[Data excerpts]
· · · · ·
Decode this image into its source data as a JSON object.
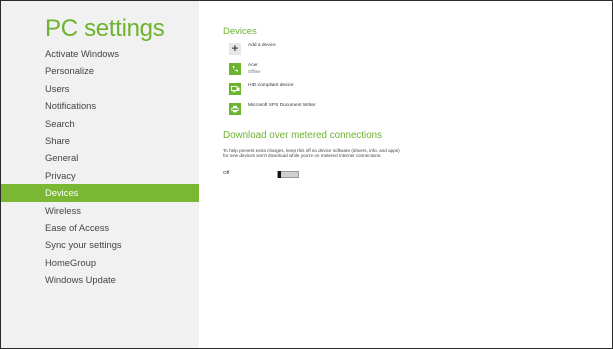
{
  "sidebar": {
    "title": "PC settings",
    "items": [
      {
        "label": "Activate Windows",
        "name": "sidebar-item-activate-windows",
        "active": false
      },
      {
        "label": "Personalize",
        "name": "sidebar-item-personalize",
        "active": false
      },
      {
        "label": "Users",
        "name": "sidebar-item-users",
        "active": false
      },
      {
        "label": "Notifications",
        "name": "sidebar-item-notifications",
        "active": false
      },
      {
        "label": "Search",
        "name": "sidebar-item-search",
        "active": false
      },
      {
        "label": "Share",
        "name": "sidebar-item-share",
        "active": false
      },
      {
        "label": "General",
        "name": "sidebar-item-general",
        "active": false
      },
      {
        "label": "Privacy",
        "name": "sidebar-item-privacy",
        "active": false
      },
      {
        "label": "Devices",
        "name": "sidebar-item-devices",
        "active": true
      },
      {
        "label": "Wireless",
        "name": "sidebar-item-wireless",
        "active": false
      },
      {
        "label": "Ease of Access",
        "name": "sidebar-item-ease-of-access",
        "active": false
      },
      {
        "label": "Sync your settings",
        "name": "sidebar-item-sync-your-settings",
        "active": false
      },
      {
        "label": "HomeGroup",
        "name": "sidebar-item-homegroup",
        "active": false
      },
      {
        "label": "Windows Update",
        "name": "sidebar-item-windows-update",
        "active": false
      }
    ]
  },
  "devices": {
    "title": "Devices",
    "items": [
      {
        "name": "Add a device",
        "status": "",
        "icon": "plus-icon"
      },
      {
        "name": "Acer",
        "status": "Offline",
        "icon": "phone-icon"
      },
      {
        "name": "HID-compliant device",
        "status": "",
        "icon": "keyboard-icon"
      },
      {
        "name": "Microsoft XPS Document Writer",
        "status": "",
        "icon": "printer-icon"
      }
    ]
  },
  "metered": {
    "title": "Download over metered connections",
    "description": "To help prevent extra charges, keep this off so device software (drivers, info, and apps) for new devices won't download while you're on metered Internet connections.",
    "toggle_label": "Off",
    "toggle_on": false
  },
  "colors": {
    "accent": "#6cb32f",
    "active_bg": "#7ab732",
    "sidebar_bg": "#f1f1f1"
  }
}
· · · · ·
**The problem**
Go through the data above and transcribe it in full, omitting any image.

**Correct answer**
Decode this image into its source data as a JSON object.
{
  "sidebar": {
    "title": "PC settings",
    "items": [
      {
        "label": "Activate Windows",
        "name": "sidebar-item-activate-windows",
        "active": false
      },
      {
        "label": "Personalize",
        "name": "sidebar-item-personalize",
        "active": false
      },
      {
        "label": "Users",
        "name": "sidebar-item-users",
        "active": false
      },
      {
        "label": "Notifications",
        "name": "sidebar-item-notifications",
        "active": false
      },
      {
        "label": "Search",
        "name": "sidebar-item-search",
        "active": false
      },
      {
        "label": "Share",
        "name": "sidebar-item-share",
        "active": false
      },
      {
        "label": "General",
        "name": "sidebar-item-general",
        "active": false
      },
      {
        "label": "Privacy",
        "name": "sidebar-item-privacy",
        "active": false
      },
      {
        "label": "Devices",
        "name": "sidebar-item-devices",
        "active": true
      },
      {
        "label": "Wireless",
        "name": "sidebar-item-wireless",
        "active": false
      },
      {
        "label": "Ease of Access",
        "name": "sidebar-item-ease-of-access",
        "active": false
      },
      {
        "label": "Sync your settings",
        "name": "sidebar-item-sync-your-settings",
        "active": false
      },
      {
        "label": "HomeGroup",
        "name": "sidebar-item-homegroup",
        "active": false
      },
      {
        "label": "Windows Update",
        "name": "sidebar-item-windows-update",
        "active": false
      }
    ]
  },
  "devices": {
    "title": "Devices",
    "items": [
      {
        "name": "Add a device",
        "status": "",
        "icon": "plus-icon"
      },
      {
        "name": "Acer",
        "status": "Offline",
        "icon": "phone-icon"
      },
      {
        "name": "HID-compliant device",
        "status": "",
        "icon": "keyboard-icon"
      },
      {
        "name": "Microsoft XPS Document Writer",
        "status": "",
        "icon": "printer-icon"
      }
    ]
  },
  "metered": {
    "title": "Download over metered connections",
    "description": "To help prevent extra charges, keep this off so device software (drivers, info, and apps) for new devices won't download while you're on metered Internet connections.",
    "toggle_label": "Off",
    "toggle_on": false
  },
  "colors": {
    "accent": "#6cb32f",
    "active_bg": "#7ab732",
    "sidebar_bg": "#f1f1f1"
  }
}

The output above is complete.